• Work instructions
Reproduce the entries from the first line through the line containing "shirt-price-label: 96 元: [333, 920, 374, 949]", including both of those lines.

[START]

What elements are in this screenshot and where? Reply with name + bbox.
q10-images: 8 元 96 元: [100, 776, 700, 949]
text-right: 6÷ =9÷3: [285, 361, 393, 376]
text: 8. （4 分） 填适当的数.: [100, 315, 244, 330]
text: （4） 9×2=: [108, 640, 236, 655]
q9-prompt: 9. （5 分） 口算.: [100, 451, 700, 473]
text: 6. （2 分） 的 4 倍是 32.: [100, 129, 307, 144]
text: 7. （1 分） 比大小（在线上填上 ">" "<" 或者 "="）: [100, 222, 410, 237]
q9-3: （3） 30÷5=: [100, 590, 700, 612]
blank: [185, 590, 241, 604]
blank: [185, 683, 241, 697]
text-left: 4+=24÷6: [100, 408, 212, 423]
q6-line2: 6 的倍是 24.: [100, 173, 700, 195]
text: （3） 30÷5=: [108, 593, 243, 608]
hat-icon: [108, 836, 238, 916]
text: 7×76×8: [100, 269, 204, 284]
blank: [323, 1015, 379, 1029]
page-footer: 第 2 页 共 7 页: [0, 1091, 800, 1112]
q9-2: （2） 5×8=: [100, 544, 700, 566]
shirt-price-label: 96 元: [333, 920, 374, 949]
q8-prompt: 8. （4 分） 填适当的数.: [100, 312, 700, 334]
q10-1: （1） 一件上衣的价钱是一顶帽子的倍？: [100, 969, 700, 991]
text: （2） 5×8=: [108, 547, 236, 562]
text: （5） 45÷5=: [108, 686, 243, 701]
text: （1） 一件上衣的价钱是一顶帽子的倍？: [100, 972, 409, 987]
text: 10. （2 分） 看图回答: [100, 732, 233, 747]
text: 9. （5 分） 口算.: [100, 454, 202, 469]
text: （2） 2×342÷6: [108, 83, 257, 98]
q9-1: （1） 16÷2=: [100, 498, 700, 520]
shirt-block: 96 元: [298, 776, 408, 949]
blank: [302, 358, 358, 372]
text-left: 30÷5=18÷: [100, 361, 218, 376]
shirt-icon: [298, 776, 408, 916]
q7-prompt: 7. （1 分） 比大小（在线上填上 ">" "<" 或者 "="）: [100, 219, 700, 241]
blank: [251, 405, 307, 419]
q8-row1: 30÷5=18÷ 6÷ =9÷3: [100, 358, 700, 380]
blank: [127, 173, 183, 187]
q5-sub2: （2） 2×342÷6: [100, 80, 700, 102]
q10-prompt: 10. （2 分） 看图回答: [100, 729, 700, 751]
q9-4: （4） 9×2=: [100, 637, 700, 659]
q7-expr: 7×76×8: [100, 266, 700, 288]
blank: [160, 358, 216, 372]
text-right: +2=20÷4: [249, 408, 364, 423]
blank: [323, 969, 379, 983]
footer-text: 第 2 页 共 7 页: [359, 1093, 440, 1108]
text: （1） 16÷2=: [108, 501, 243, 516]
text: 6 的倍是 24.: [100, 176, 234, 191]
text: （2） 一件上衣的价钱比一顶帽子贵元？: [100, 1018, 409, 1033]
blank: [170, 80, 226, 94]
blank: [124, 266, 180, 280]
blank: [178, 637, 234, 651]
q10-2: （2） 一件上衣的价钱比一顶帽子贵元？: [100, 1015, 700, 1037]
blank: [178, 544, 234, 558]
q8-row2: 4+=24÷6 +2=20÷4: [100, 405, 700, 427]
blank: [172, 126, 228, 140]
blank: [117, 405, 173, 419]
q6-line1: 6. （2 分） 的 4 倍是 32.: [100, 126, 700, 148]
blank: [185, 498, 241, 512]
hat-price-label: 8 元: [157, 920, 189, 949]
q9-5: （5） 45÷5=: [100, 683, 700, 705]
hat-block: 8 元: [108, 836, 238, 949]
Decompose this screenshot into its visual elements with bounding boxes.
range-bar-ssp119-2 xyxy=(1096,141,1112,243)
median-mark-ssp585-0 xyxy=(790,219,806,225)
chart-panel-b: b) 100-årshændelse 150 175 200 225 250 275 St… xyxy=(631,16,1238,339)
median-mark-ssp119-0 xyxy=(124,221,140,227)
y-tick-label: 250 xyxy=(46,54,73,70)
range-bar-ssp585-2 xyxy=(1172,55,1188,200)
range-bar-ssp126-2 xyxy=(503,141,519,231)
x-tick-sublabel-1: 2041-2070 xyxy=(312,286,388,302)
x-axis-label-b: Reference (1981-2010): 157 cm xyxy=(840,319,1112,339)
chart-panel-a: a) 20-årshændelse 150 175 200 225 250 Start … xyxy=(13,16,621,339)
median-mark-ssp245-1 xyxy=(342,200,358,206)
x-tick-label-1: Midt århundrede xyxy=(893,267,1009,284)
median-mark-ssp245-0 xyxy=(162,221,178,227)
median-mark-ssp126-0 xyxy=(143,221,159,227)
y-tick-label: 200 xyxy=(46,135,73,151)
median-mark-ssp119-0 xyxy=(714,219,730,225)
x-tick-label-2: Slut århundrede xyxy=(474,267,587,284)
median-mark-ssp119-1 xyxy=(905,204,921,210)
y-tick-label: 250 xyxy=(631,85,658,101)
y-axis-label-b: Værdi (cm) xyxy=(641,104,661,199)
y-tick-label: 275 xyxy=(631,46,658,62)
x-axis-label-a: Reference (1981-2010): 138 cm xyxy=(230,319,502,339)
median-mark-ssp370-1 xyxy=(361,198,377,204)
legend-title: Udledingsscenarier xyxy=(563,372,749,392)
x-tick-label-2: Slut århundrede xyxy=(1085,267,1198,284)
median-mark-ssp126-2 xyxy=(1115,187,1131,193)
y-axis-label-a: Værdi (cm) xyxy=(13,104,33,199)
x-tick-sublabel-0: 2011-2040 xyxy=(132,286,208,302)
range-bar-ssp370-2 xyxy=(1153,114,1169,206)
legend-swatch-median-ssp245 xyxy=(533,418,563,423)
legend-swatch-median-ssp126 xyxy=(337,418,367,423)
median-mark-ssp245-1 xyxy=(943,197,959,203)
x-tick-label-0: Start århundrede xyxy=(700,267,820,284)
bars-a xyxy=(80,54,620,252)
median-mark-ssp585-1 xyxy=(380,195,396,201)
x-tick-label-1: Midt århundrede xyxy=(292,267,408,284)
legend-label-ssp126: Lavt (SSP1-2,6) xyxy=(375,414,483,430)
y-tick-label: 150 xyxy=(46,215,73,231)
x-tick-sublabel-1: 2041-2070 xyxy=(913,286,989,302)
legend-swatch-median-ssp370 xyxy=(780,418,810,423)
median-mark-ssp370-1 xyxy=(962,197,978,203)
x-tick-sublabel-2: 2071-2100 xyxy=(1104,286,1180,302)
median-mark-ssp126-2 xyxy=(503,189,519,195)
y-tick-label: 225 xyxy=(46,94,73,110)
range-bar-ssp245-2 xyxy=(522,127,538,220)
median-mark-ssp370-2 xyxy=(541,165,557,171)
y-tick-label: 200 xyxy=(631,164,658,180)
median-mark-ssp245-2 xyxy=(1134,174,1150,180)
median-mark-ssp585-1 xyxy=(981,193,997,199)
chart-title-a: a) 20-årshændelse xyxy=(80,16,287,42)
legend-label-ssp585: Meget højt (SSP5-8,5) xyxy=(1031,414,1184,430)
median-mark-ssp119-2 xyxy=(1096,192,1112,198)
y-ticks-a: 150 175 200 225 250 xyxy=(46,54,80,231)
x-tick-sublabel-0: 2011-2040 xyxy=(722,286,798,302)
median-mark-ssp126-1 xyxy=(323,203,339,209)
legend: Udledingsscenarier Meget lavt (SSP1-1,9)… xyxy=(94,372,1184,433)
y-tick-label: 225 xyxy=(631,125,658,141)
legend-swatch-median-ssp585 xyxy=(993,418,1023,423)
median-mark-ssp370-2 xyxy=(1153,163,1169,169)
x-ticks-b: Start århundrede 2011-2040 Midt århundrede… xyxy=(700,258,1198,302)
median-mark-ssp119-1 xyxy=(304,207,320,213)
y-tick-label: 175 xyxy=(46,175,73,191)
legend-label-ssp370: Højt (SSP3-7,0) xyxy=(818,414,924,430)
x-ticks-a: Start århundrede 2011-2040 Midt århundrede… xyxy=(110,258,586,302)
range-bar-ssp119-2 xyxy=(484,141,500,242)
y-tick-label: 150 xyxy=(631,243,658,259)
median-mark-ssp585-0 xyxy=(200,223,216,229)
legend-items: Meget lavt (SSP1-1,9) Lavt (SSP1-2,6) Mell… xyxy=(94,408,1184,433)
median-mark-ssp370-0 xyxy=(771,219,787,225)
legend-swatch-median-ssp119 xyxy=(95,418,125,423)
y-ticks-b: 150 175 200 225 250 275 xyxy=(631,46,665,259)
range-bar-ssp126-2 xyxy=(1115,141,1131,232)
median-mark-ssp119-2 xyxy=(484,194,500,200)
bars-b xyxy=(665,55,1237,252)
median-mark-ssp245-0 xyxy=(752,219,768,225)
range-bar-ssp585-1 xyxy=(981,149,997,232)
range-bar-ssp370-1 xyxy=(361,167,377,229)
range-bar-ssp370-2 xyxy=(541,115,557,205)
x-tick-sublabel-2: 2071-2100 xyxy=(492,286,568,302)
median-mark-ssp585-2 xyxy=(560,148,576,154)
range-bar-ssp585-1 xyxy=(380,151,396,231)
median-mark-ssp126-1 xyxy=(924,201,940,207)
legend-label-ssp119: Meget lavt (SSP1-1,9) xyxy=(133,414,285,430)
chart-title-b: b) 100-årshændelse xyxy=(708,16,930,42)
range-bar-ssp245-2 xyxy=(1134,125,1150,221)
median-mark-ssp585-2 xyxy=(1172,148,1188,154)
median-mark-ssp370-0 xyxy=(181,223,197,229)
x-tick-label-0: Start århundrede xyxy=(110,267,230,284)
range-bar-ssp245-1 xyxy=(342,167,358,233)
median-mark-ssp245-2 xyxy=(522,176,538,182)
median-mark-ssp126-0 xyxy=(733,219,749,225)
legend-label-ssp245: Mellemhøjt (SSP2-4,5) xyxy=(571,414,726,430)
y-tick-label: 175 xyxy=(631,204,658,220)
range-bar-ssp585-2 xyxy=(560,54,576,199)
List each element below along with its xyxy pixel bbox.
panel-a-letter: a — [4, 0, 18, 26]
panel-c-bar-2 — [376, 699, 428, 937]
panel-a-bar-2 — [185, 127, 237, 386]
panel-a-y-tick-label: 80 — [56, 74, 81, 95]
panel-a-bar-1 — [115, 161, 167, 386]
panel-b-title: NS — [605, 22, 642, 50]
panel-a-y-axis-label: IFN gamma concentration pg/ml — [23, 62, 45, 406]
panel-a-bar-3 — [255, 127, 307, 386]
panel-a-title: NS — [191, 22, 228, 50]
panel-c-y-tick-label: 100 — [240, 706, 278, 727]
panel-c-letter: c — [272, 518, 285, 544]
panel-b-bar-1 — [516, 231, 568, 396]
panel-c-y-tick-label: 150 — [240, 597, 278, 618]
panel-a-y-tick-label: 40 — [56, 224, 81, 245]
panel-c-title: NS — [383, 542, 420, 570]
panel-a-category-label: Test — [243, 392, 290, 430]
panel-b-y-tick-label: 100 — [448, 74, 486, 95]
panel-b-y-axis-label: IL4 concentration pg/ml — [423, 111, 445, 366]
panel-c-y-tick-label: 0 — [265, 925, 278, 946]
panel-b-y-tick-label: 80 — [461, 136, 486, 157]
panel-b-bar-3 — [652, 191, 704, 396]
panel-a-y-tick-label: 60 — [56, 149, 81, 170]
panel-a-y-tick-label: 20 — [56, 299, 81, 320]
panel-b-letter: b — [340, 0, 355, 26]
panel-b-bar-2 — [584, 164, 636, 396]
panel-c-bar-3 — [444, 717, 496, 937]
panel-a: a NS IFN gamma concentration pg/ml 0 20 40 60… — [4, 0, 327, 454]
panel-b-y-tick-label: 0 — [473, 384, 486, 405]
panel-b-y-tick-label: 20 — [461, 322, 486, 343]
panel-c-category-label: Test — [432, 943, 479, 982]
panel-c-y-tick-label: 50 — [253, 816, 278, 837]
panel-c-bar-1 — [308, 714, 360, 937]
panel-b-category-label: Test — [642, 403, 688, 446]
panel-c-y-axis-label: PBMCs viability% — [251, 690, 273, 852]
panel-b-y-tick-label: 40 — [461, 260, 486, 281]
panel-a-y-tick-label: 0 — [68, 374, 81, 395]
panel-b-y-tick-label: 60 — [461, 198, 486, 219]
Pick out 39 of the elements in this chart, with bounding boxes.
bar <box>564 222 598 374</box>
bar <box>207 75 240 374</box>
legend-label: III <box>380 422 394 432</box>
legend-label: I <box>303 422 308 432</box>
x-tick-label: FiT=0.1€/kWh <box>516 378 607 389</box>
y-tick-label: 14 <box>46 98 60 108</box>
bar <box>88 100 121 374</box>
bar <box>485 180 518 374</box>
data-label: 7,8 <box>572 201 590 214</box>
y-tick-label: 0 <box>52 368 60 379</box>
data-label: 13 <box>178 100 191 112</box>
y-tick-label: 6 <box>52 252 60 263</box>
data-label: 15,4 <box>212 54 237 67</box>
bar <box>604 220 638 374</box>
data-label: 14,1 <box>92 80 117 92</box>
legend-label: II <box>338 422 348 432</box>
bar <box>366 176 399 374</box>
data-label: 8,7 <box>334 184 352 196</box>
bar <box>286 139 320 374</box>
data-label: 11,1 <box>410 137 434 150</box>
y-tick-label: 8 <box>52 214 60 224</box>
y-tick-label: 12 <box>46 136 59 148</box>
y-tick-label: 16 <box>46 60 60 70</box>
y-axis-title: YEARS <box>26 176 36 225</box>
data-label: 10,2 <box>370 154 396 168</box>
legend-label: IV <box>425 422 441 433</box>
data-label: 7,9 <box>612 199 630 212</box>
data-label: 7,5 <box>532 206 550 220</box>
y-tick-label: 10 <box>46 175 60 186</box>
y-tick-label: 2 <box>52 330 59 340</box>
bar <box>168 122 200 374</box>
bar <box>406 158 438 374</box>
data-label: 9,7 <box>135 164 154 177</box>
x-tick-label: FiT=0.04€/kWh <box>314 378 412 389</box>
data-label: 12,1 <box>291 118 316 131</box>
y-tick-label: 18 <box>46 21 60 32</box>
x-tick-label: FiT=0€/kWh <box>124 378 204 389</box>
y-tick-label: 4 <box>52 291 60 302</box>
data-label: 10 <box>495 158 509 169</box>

[END]

• The completed task
What elements are in this screenshot and where? Reply with name + bbox.
q10-images: 8 元 96 元: [100, 776, 700, 949]
text-right: 6÷ =9÷3: [285, 361, 393, 376]
text: 8. （4 分） 填适当的数.: [100, 315, 244, 330]
text: （4） 9×2=: [108, 640, 236, 655]
q9-prompt: 9. （5 分） 口算.: [100, 451, 700, 473]
text: 6. （2 分） 的 4 倍是 32.: [100, 129, 307, 144]
text: 7. （1 分） 比大小（在线上填上 ">" "<" 或者 "="）: [100, 222, 410, 237]
q9-3: （3） 30÷5=: [100, 590, 700, 612]
blank: [185, 590, 241, 604]
blank: [185, 683, 241, 697]
text-left: 4+=24÷6: [100, 408, 212, 423]
q6-line2: 6 的倍是 24.: [100, 173, 700, 195]
text: （3） 30÷5=: [108, 593, 243, 608]
hat-icon: [108, 836, 238, 916]
text: 7×76×8: [100, 269, 204, 284]
blank: [323, 1015, 379, 1029]
page-footer: 第 2 页 共 7 页: [0, 1091, 800, 1112]
q9-2: （2） 5×8=: [100, 544, 700, 566]
shirt-price-label: 96 元: [333, 920, 374, 949]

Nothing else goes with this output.